## CHALLENGE
Look through the data below and return each line where "апталық" appears.
— START INFORMATION SUPPLIED —
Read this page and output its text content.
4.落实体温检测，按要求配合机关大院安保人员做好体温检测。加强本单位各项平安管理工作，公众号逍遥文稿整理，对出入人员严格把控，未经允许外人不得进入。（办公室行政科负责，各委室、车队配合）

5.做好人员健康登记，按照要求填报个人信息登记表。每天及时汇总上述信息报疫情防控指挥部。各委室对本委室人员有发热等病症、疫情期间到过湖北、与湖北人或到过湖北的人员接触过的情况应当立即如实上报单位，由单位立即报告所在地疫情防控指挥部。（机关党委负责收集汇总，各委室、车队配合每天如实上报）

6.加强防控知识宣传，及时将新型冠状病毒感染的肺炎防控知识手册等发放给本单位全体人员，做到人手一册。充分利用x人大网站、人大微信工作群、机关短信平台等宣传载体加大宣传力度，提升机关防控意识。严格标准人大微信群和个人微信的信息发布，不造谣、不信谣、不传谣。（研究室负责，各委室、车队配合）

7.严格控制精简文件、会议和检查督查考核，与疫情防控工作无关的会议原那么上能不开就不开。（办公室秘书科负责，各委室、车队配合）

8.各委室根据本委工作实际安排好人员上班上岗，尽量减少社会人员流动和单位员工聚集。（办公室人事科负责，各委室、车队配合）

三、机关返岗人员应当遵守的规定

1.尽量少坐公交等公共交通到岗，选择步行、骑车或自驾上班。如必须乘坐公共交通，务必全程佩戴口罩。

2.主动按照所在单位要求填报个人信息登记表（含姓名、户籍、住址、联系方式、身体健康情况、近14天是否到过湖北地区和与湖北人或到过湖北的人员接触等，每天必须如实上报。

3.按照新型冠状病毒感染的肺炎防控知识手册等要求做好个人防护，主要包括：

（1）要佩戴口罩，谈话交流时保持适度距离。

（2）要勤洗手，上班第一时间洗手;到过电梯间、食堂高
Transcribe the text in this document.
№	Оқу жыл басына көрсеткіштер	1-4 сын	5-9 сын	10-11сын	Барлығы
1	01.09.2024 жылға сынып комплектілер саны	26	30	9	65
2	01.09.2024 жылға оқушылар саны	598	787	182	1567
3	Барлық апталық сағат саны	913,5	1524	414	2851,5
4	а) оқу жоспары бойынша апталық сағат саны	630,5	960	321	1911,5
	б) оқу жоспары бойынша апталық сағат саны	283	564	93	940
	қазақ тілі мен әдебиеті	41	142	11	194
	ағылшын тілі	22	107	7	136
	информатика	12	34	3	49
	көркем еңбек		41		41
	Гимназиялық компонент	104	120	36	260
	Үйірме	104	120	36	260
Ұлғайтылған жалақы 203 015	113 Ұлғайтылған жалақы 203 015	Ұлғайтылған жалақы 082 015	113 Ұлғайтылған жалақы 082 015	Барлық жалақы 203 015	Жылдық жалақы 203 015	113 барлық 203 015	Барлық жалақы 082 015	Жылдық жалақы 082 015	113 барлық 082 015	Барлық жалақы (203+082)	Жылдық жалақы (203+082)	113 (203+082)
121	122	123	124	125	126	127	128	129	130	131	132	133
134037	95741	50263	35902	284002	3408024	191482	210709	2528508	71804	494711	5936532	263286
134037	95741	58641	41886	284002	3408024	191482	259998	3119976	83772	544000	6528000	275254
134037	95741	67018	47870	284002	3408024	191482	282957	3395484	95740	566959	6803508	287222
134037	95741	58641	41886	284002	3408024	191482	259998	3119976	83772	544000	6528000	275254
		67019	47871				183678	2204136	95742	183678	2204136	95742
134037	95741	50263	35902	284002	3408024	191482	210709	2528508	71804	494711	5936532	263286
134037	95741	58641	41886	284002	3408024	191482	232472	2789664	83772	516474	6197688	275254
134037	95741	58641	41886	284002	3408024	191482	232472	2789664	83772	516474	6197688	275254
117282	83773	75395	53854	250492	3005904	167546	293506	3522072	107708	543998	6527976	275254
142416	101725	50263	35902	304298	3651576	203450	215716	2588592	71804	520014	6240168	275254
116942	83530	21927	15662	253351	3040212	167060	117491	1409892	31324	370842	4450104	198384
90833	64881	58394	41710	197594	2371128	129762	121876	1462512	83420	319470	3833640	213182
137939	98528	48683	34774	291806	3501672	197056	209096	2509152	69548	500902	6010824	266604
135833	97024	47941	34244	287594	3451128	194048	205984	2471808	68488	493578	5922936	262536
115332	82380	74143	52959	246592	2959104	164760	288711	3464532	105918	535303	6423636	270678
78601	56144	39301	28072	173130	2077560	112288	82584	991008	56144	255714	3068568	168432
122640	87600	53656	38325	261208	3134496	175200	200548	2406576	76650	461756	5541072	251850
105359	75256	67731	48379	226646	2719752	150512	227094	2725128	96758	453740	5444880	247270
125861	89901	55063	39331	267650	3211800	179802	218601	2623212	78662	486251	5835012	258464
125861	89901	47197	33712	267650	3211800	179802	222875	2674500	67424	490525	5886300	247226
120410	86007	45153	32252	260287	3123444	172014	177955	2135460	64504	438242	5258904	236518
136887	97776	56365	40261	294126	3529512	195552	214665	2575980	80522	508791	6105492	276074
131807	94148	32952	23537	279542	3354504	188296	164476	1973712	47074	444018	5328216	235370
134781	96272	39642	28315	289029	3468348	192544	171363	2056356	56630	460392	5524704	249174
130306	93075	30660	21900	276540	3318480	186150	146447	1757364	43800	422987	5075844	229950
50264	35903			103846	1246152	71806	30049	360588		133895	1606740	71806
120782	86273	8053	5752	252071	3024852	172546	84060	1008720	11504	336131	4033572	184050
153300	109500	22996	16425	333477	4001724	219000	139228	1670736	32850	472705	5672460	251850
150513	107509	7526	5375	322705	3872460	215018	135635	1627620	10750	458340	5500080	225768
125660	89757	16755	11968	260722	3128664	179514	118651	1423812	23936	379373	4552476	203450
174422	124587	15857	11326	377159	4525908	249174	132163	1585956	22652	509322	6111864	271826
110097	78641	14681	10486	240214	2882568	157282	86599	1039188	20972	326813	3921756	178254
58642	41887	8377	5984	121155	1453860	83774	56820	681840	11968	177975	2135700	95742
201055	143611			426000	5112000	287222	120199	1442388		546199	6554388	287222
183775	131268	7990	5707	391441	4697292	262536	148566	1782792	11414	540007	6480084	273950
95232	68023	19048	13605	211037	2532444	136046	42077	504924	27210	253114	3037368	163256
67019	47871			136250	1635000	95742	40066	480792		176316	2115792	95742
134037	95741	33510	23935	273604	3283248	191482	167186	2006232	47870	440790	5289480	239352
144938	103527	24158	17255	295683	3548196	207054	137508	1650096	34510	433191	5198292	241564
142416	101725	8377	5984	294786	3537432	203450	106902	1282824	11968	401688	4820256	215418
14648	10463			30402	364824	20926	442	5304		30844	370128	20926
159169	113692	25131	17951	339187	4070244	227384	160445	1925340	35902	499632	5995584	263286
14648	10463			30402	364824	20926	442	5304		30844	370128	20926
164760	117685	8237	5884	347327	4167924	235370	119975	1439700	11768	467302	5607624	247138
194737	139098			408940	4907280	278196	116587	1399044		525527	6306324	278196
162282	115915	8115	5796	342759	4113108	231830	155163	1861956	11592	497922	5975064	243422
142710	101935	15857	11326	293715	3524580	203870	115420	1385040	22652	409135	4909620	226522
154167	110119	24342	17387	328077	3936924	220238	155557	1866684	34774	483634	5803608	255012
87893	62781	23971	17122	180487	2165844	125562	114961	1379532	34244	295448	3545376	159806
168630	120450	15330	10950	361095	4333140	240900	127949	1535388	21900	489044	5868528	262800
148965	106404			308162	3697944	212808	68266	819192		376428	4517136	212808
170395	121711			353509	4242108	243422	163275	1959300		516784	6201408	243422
— END INFORMATION SUPPLIED —
## RESPONSE FOR THIS EXERCISE
3	Барлық апталық сағат саны	913,5	1524	414	2851,5
4	а) оқу жоспары бойынша апталық сағат саны	630,5	960	321	1911,5
	б) оқу жоспары бойынша апталық сағат саны	283	564	93	940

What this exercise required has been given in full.